Task prompt: Print the listing below in its entirety, character for character.

Records for the exercise:
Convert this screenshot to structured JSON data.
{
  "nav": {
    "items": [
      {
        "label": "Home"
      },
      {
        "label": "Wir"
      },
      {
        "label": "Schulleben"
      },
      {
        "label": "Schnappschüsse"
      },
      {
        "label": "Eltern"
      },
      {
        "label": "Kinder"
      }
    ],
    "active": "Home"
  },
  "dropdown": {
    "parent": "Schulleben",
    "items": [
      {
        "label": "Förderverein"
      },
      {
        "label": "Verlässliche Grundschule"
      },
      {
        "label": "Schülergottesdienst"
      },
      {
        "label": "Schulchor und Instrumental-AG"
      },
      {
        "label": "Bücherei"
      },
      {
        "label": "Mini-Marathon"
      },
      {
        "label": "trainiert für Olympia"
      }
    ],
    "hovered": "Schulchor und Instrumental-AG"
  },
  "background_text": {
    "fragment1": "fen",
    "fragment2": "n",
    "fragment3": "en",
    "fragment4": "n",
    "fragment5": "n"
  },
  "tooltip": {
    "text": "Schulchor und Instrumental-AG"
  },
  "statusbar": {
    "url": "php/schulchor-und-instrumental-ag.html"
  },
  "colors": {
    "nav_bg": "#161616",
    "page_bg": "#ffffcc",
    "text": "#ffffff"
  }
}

Task output:
Convert this screenshot to structured JSON data.
{
  "nav": {
    "items": [
      {
        "label": "Home"
      },
      {
        "label": "Wir"
      },
      {
        "label": "Schulleben"
      },
      {
        "label": "Schnappschüsse"
      },
      {
        "label": "Eltern"
      },
      {
        "label": "Kinder"
      }
    ],
    "active": "Home"
  },
  "dropdown": {
    "parent": "Schulleben",
    "items": [
      {
        "label": "Förderverein"
      },
      {
        "label": "Verlässliche Grundschule"
      },
      {
        "label": "Schülergottesdienst"
      },
      {
        "label": "Schulchor und Instrumental-AG"
      },
      {
        "label": "Bücherei"
      },
      {
        "label": "Mini-Marathon"
      },
      {
        "label": "trainiert für Olympia"
      }
    ],
    "hovered": "Schulchor und Instrumental-AG"
  },
  "background_text": {
    "fragment1": "fen",
    "fragment2": "n",
    "fragment3": "en",
    "fragment4": "n",
    "fragment5": "n"
  },
  "tooltip": {
    "text": "Schulchor und Instrumental-AG"
  },
  "statusbar": {
    "url": "php/schulchor-und-instrumental-ag.html"
  },
  "colors": {
    "nav_bg": "#161616",
    "page_bg": "#ffffcc",
    "text": "#ffffff"
  }
}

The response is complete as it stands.